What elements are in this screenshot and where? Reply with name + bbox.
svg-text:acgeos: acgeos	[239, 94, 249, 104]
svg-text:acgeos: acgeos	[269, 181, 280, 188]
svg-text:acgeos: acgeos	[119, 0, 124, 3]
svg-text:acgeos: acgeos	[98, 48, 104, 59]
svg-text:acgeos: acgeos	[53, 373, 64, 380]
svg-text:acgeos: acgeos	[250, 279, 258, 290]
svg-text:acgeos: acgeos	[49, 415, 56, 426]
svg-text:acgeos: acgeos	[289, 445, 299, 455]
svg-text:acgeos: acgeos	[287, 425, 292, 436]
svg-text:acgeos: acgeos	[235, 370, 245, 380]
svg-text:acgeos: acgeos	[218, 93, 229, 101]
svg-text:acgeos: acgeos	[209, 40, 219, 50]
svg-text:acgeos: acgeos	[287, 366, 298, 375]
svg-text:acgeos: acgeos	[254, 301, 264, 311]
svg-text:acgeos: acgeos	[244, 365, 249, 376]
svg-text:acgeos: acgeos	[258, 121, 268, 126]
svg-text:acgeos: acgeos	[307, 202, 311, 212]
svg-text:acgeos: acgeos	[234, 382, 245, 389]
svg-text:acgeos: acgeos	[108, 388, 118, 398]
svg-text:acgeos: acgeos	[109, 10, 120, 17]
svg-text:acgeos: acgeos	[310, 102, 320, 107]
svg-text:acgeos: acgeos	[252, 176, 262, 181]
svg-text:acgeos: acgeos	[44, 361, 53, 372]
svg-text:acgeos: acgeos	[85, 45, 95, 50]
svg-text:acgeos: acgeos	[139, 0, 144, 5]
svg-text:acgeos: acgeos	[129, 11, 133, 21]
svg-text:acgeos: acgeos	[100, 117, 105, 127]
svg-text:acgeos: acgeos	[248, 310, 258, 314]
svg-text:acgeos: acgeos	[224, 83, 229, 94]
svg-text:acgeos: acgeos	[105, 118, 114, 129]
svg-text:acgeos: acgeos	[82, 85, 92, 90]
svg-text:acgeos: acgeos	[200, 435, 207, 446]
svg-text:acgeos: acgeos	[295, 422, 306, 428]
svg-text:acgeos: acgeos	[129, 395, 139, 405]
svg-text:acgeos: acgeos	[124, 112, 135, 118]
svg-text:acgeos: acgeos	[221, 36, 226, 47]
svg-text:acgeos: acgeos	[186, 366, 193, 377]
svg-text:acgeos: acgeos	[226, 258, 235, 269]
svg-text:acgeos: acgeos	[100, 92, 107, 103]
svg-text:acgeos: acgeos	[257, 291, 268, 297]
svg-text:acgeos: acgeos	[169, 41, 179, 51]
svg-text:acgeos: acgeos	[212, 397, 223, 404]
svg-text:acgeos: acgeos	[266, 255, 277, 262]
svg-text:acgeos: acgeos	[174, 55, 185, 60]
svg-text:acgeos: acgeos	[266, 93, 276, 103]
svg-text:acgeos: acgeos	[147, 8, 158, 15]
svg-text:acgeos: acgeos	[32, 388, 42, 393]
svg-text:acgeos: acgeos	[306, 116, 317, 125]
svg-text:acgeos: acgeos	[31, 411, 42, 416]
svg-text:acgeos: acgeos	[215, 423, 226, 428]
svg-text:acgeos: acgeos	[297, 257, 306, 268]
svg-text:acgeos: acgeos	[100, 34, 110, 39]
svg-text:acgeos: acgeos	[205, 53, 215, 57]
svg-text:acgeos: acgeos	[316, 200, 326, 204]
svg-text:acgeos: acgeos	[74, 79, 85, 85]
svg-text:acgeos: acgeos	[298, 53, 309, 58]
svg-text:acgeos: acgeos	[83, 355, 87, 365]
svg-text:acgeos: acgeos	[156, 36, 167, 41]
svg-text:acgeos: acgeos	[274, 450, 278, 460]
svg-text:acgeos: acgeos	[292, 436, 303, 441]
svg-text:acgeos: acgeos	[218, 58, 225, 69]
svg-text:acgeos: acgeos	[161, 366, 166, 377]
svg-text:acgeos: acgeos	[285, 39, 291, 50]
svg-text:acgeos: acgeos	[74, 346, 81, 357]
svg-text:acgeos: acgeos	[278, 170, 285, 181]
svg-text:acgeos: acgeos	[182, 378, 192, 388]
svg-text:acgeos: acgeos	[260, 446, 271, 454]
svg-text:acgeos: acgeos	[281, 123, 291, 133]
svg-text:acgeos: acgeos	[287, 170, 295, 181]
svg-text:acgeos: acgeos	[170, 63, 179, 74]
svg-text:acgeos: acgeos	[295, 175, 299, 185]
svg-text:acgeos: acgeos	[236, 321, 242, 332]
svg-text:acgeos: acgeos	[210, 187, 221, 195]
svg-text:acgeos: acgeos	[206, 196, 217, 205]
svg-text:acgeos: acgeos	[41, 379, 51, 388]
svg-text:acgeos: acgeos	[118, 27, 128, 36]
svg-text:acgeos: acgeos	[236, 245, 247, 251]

====================

◆ WRITTEN EXERCISE
Can you reproduce every line of the records above character for character, changing and leaving out nothing?

◆ RESULT OF THE EXERCISE
What elements are in this screenshot and where? Reply with name + bbox.
svg-text:acgeos: acgeos	[239, 94, 249, 104]
svg-text:acgeos: acgeos	[269, 181, 280, 188]
svg-text:acgeos: acgeos	[119, 0, 124, 3]
svg-text:acgeos: acgeos	[98, 48, 104, 59]
svg-text:acgeos: acgeos	[53, 373, 64, 380]
svg-text:acgeos: acgeos	[250, 279, 258, 290]
svg-text:acgeos: acgeos	[49, 415, 56, 426]
svg-text:acgeos: acgeos	[289, 445, 299, 455]
svg-text:acgeos: acgeos	[287, 425, 292, 436]
svg-text:acgeos: acgeos	[235, 370, 245, 380]
svg-text:acgeos: acgeos	[218, 93, 229, 101]
svg-text:acgeos: acgeos	[209, 40, 219, 50]
svg-text:acgeos: acgeos	[287, 366, 298, 375]
svg-text:acgeos: acgeos	[254, 301, 264, 311]
svg-text:acgeos: acgeos	[244, 365, 249, 376]
svg-text:acgeos: acgeos	[258, 121, 268, 126]
svg-text:acgeos: acgeos	[307, 202, 311, 212]
svg-text:acgeos: acgeos	[234, 382, 245, 389]
svg-text:acgeos: acgeos	[108, 388, 118, 398]
svg-text:acgeos: acgeos	[109, 10, 120, 17]
svg-text:acgeos: acgeos	[310, 102, 320, 107]
svg-text:acgeos: acgeos	[252, 176, 262, 181]
svg-text:acgeos: acgeos	[44, 361, 53, 372]
svg-text:acgeos: acgeos	[85, 45, 95, 50]
svg-text:acgeos: acgeos	[139, 0, 144, 5]
svg-text:acgeos: acgeos	[129, 11, 133, 21]
svg-text:acgeos: acgeos	[100, 117, 105, 127]
svg-text:acgeos: acgeos	[248, 310, 258, 314]
svg-text:acgeos: acgeos	[224, 83, 229, 94]
svg-text:acgeos: acgeos	[105, 118, 114, 129]
svg-text:acgeos: acgeos	[82, 85, 92, 90]
svg-text:acgeos: acgeos	[200, 435, 207, 446]
svg-text:acgeos: acgeos	[295, 422, 306, 428]
svg-text:acgeos: acgeos	[129, 395, 139, 405]
svg-text:acgeos: acgeos	[124, 112, 135, 118]
svg-text:acgeos: acgeos	[221, 36, 226, 47]
svg-text:acgeos: acgeos	[186, 366, 193, 377]
svg-text:acgeos: acgeos	[226, 258, 235, 269]
svg-text:acgeos: acgeos	[100, 92, 107, 103]
svg-text:acgeos: acgeos	[257, 291, 268, 297]
svg-text:acgeos: acgeos	[169, 41, 179, 51]
svg-text:acgeos: acgeos	[212, 397, 223, 404]
svg-text:acgeos: acgeos	[266, 255, 277, 262]
svg-text:acgeos: acgeos	[174, 55, 185, 60]
svg-text:acgeos: acgeos	[266, 93, 276, 103]
svg-text:acgeos: acgeos	[147, 8, 158, 15]
svg-text:acgeos: acgeos	[32, 388, 42, 393]
svg-text:acgeos: acgeos	[306, 116, 317, 125]
svg-text:acgeos: acgeos	[31, 411, 42, 416]
svg-text:acgeos: acgeos	[215, 423, 226, 428]
svg-text:acgeos: acgeos	[297, 257, 306, 268]
svg-text:acgeos: acgeos	[100, 34, 110, 39]
svg-text:acgeos: acgeos	[205, 53, 215, 57]
svg-text:acgeos: acgeos	[316, 200, 326, 204]
svg-text:acgeos: acgeos	[74, 79, 85, 85]
svg-text:acgeos: acgeos	[298, 53, 309, 58]
svg-text:acgeos: acgeos	[83, 355, 87, 365]
svg-text:acgeos: acgeos	[156, 36, 167, 41]
svg-text:acgeos: acgeos	[274, 450, 278, 460]
svg-text:acgeos: acgeos	[292, 436, 303, 441]
svg-text:acgeos: acgeos	[218, 58, 225, 69]
svg-text:acgeos: acgeos	[161, 366, 166, 377]
svg-text:acgeos: acgeos	[285, 39, 291, 50]
svg-text:acgeos: acgeos	[74, 346, 81, 357]
svg-text:acgeos: acgeos	[278, 170, 285, 181]
svg-text:acgeos: acgeos	[182, 378, 192, 388]
svg-text:acgeos: acgeos	[260, 446, 271, 454]
svg-text:acgeos: acgeos	[281, 123, 291, 133]
svg-text:acgeos: acgeos	[287, 170, 295, 181]
svg-text:acgeos: acgeos	[170, 63, 179, 74]
svg-text:acgeos: acgeos	[295, 175, 299, 185]
svg-text:acgeos: acgeos	[236, 321, 242, 332]
svg-text:acgeos: acgeos	[210, 187, 221, 195]
svg-text:acgeos: acgeos	[206, 196, 217, 205]
svg-text:acgeos: acgeos	[41, 379, 51, 388]
svg-text:acgeos: acgeos	[118, 27, 128, 36]
svg-text:acgeos: acgeos	[236, 245, 247, 251]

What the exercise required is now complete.